Short task: Where a line holds "mais", copy it.
◆ ◆ ◆ ◆ ◆
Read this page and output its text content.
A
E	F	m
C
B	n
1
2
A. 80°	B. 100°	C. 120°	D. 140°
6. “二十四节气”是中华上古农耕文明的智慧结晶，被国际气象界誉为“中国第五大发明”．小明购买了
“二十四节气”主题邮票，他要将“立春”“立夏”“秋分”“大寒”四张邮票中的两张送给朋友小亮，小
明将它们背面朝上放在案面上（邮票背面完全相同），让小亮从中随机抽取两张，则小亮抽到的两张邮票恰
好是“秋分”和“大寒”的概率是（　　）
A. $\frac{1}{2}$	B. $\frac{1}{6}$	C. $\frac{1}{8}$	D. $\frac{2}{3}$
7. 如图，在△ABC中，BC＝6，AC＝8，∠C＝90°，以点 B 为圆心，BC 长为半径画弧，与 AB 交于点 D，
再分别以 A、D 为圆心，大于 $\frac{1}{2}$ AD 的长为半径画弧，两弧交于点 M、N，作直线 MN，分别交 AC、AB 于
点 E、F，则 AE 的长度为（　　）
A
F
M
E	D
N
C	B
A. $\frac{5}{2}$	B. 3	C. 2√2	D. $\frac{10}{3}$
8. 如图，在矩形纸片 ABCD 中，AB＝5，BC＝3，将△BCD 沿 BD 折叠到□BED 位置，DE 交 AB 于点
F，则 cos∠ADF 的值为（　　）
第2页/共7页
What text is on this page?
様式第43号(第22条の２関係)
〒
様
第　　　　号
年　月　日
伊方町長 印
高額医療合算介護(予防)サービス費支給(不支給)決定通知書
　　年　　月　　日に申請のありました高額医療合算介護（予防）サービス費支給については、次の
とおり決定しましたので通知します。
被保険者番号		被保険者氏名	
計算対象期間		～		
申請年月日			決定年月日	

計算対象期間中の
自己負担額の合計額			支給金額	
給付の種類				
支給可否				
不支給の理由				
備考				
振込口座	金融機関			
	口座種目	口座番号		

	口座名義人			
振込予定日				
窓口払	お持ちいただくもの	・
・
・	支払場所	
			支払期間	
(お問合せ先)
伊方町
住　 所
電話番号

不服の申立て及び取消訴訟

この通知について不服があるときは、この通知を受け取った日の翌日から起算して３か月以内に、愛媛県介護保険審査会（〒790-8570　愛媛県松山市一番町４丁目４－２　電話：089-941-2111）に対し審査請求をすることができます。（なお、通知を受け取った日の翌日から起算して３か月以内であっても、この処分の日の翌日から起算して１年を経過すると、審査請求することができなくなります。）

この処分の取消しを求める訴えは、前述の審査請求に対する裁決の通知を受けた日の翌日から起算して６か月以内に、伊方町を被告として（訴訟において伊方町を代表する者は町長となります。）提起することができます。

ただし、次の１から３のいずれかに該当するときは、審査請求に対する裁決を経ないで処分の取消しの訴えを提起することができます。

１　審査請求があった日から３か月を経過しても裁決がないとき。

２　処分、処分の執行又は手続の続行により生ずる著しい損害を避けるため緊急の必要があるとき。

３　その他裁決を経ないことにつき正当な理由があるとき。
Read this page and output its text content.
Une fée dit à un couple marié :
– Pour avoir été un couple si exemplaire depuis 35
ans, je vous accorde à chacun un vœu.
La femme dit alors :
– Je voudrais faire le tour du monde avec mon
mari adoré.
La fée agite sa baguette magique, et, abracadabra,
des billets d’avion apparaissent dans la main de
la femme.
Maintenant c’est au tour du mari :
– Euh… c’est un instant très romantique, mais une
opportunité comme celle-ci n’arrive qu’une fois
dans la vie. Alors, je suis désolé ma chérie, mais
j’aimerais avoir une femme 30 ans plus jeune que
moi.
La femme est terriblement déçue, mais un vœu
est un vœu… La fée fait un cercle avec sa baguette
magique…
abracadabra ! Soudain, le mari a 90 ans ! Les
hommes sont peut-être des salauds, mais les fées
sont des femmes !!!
◆ ◆ ◆ ◆ ◆
Result:
– Euh… c’est un instant très romantique, mais une
dans la vie. Alors, je suis désolé ma chérie, mais
La femme est terriblement déçue, mais un vœu
hommes sont peut-être des salauds, mais les fées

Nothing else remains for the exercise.